* EXERCISE PROMPT: Wherever the word "ตราจ" appears in the entries, copy the whole line.

## START SOURCE MATERIAL

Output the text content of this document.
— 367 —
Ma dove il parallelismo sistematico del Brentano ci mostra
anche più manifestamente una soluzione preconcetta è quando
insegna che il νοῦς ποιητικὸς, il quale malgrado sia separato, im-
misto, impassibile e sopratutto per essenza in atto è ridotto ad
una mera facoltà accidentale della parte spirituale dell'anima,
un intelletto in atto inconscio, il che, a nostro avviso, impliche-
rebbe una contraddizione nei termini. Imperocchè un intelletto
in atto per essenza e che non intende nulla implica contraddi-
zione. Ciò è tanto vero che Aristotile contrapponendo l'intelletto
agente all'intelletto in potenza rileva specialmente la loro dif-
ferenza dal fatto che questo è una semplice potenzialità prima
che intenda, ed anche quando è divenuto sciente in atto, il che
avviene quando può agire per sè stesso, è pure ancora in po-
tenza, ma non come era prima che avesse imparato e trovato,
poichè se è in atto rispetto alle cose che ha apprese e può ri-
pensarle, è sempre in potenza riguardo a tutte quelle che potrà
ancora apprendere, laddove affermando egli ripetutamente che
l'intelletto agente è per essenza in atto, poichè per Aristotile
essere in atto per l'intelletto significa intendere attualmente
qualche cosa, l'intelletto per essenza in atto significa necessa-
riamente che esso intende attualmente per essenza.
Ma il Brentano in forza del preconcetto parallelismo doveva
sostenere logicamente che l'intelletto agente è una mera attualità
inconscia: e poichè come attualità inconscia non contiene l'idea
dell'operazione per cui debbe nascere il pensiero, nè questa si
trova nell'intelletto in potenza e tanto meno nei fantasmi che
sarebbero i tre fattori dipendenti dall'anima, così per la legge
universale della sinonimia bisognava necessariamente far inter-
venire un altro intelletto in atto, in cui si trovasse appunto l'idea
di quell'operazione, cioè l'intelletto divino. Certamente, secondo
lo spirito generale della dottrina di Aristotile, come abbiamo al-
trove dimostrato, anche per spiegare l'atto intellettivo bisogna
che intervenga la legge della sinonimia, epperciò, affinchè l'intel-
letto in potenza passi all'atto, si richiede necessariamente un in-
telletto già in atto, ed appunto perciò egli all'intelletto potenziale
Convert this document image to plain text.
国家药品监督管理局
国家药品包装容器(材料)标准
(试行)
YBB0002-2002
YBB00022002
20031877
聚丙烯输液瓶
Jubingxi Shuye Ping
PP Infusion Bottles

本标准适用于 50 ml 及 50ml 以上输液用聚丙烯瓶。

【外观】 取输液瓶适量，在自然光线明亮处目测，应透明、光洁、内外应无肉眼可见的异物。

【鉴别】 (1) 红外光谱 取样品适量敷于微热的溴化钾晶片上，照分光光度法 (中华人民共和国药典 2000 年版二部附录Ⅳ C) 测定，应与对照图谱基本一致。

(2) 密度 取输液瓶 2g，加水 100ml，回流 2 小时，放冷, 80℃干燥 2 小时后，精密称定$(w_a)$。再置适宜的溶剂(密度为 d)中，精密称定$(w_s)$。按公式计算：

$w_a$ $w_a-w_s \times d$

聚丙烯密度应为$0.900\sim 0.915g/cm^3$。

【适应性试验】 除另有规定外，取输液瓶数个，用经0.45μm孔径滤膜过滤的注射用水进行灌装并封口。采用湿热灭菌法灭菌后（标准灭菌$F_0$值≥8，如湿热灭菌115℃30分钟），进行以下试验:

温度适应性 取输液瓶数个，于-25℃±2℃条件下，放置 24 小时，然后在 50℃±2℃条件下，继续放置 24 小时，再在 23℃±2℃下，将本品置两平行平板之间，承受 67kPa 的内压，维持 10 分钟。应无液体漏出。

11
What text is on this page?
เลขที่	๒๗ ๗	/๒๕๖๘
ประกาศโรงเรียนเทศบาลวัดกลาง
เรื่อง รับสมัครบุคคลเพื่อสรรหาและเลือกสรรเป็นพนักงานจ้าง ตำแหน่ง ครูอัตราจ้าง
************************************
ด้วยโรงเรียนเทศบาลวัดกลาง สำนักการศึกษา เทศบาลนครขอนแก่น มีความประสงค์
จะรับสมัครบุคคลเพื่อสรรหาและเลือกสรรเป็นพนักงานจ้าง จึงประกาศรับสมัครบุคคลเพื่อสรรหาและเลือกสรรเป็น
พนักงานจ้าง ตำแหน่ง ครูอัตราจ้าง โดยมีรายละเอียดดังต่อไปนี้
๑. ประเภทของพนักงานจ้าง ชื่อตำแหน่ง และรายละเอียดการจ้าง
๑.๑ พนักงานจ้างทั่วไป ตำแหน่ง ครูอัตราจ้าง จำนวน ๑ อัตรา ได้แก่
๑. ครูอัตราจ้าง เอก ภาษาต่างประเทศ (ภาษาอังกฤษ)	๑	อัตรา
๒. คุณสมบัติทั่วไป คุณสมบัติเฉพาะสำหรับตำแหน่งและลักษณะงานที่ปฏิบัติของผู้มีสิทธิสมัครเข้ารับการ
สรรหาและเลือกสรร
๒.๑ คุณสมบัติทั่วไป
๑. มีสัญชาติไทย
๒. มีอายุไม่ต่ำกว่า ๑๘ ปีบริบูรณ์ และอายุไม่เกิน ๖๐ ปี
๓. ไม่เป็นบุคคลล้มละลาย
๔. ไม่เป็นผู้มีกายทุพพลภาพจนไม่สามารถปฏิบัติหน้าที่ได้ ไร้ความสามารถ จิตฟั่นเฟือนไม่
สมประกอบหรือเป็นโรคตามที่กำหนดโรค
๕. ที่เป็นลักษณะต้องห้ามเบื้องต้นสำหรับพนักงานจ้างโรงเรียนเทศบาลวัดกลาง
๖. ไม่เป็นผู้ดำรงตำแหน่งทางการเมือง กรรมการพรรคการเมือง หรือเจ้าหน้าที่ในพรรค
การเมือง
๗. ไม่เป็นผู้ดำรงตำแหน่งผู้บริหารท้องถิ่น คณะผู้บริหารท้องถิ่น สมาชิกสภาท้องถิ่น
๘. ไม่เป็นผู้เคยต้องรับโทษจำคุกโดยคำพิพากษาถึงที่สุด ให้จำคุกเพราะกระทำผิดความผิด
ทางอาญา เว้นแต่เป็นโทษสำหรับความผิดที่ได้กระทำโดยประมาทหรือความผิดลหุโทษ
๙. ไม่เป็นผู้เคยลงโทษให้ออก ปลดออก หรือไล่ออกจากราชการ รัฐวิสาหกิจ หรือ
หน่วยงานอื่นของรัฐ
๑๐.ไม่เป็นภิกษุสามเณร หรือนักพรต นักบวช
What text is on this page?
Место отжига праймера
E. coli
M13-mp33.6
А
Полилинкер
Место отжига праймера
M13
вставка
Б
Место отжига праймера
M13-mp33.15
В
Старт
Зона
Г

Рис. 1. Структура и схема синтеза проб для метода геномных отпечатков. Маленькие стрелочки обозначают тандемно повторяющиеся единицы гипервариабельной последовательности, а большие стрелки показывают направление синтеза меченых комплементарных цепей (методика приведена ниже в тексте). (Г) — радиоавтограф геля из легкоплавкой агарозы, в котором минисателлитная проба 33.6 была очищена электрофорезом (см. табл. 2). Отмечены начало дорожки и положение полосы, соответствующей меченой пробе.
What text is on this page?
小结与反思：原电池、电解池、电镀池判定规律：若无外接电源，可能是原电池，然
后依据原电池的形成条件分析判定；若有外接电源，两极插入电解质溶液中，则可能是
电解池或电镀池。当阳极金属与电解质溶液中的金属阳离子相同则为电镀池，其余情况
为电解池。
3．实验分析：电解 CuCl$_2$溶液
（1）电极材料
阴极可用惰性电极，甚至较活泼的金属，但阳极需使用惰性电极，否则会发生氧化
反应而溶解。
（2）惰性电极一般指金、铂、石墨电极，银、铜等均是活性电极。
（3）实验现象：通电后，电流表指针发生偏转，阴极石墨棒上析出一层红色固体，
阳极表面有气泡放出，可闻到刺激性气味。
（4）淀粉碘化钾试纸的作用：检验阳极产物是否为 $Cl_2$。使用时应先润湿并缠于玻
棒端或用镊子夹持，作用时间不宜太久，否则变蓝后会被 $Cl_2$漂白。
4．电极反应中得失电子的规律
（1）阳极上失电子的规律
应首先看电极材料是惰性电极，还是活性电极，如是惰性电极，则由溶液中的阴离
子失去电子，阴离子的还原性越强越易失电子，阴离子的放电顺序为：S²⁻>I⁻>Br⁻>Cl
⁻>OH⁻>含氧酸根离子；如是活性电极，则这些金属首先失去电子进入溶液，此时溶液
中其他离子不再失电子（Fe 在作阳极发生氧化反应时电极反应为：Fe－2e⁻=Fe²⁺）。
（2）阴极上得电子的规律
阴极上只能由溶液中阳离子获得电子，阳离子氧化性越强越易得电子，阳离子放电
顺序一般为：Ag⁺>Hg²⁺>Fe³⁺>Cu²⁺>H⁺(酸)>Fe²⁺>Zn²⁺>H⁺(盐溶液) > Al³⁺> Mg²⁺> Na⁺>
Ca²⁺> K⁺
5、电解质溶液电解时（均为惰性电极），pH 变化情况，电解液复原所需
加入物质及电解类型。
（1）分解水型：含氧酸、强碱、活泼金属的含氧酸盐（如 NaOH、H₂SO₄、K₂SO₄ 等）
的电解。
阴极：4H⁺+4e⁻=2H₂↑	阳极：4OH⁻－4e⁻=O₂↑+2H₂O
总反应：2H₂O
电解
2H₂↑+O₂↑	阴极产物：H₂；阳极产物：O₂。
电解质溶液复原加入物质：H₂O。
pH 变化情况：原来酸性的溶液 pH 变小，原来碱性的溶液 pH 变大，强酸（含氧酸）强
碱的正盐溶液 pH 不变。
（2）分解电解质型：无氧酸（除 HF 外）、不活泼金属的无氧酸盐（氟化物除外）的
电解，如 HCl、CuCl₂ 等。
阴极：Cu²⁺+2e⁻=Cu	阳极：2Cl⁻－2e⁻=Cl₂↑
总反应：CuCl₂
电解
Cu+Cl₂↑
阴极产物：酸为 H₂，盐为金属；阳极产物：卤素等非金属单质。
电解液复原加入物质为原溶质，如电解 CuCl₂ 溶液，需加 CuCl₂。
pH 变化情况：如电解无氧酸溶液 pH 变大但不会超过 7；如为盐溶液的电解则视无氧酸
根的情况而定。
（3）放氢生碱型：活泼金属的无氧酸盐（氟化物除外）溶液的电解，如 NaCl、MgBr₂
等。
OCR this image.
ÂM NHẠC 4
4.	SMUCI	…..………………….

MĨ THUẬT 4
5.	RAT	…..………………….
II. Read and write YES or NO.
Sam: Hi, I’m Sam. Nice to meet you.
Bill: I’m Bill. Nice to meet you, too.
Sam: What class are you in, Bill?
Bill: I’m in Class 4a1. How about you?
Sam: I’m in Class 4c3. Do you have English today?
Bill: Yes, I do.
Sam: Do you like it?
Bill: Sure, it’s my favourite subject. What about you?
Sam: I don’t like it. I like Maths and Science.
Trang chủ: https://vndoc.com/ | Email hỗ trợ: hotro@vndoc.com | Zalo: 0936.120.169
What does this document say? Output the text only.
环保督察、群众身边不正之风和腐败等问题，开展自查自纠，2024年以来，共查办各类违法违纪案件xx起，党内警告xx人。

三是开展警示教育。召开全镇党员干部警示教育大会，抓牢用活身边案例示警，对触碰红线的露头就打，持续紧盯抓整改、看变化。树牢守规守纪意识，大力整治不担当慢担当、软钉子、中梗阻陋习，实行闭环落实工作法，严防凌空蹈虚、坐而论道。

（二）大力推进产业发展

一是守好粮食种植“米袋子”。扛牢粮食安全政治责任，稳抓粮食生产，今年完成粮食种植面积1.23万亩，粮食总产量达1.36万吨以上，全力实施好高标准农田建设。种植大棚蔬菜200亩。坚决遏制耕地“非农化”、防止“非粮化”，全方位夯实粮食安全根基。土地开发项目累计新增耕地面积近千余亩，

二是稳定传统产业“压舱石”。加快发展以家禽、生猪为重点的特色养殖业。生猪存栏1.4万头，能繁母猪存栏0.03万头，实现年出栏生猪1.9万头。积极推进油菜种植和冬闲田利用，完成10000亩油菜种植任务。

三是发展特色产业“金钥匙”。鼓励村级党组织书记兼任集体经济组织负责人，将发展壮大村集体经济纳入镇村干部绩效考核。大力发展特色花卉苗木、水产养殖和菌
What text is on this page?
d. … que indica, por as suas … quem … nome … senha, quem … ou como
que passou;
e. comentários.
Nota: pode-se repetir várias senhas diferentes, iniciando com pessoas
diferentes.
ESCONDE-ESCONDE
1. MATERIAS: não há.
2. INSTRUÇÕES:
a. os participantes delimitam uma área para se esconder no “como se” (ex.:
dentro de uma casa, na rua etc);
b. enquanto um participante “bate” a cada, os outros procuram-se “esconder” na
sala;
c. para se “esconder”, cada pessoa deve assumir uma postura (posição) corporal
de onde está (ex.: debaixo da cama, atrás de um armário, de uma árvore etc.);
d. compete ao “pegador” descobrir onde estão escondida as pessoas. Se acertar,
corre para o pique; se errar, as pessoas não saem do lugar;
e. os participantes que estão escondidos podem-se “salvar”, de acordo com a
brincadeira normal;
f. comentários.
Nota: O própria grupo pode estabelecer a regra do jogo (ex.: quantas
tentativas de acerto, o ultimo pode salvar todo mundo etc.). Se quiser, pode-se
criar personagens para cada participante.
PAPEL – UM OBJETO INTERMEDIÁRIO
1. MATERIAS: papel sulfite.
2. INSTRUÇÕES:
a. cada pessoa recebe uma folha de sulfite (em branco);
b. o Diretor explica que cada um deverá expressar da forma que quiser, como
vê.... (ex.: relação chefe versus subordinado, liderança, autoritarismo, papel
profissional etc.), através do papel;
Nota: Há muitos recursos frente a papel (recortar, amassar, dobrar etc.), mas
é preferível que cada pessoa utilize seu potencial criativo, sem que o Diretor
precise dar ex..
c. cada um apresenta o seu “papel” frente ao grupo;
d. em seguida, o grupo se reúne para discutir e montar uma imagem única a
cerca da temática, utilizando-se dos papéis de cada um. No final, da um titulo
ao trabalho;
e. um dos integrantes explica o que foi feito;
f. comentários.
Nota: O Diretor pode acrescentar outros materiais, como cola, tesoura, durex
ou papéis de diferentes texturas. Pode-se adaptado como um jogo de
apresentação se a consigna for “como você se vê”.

## END SOURCE MATERIAL

* RESPONSE:
เรื่อง รับสมัครบุคคลเพื่อสรรหาและเลือกสรรเป็นพนักงานจ้าง ตำแหน่ง ครูอัตราจ้าง
พนักงานจ้าง ตำแหน่ง ครูอัตราจ้าง โดยมีรายละเอียดดังต่อไปนี้
๑.๑ พนักงานจ้างทั่วไป ตำแหน่ง ครูอัตราจ้าง จำนวน ๑ อัตรา ได้แก่
๑. ครูอัตราจ้าง เอก ภาษาต่างประเทศ (ภาษาอังกฤษ)	๑	อัตรา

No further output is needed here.